**Provided information**
════════════════════

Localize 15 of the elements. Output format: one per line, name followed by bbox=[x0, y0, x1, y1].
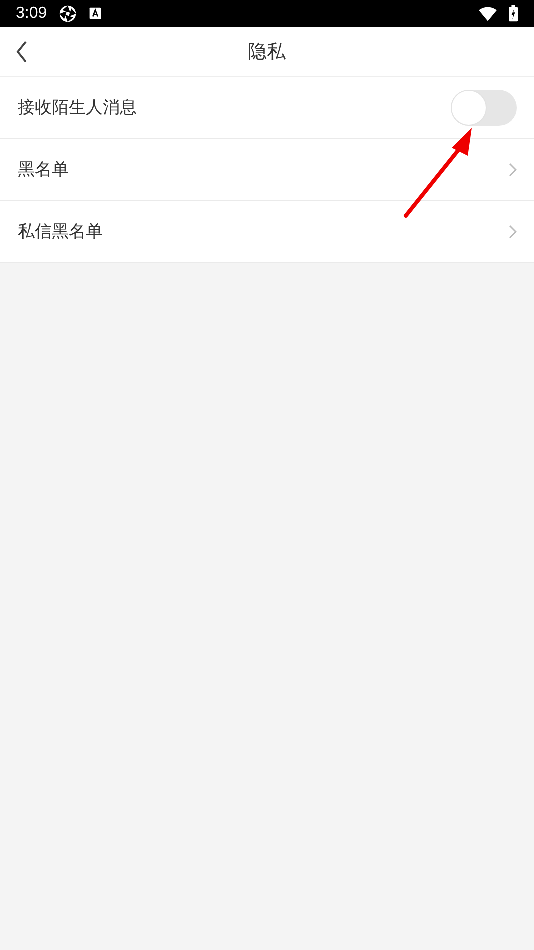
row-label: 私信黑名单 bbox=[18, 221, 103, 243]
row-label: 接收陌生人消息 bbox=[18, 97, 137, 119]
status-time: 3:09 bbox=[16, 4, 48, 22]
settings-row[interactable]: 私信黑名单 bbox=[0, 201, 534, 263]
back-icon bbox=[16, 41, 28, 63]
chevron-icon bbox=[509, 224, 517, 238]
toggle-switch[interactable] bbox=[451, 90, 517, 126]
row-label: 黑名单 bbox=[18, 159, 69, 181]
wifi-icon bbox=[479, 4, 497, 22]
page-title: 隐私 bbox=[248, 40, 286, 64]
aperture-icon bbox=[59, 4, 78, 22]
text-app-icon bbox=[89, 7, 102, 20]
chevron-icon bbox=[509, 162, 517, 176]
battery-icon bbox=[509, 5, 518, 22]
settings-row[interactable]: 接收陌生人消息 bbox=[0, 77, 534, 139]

════════════════════

**Instruction**
Reproduce the data starting at the line containing "row-label: 私信黑名单 bbox=[18, 221, 103, 243]" and ending at the line containing "aperture-icon bbox=[59, 4, 78, 22]", substituting "text-label" for every occurrence of "row-label" and leaving everything else unchanged.

**Answer to the task**
text-label: 私信黑名单 bbox=[18, 221, 103, 243]
text-label: 接收陌生人消息 bbox=[18, 97, 137, 119]
status-time: 3:09 bbox=[16, 4, 48, 22]
settings-row[interactable]: 私信黑名单 bbox=[0, 201, 534, 263]
back-icon bbox=[16, 41, 28, 63]
chevron-icon bbox=[509, 224, 517, 238]
toggle-switch[interactable] bbox=[451, 90, 517, 126]
text-label: 黑名单 bbox=[18, 159, 69, 181]
wifi-icon bbox=[479, 4, 497, 22]
page-title: 隐私 bbox=[248, 40, 286, 64]
aperture-icon bbox=[59, 4, 78, 22]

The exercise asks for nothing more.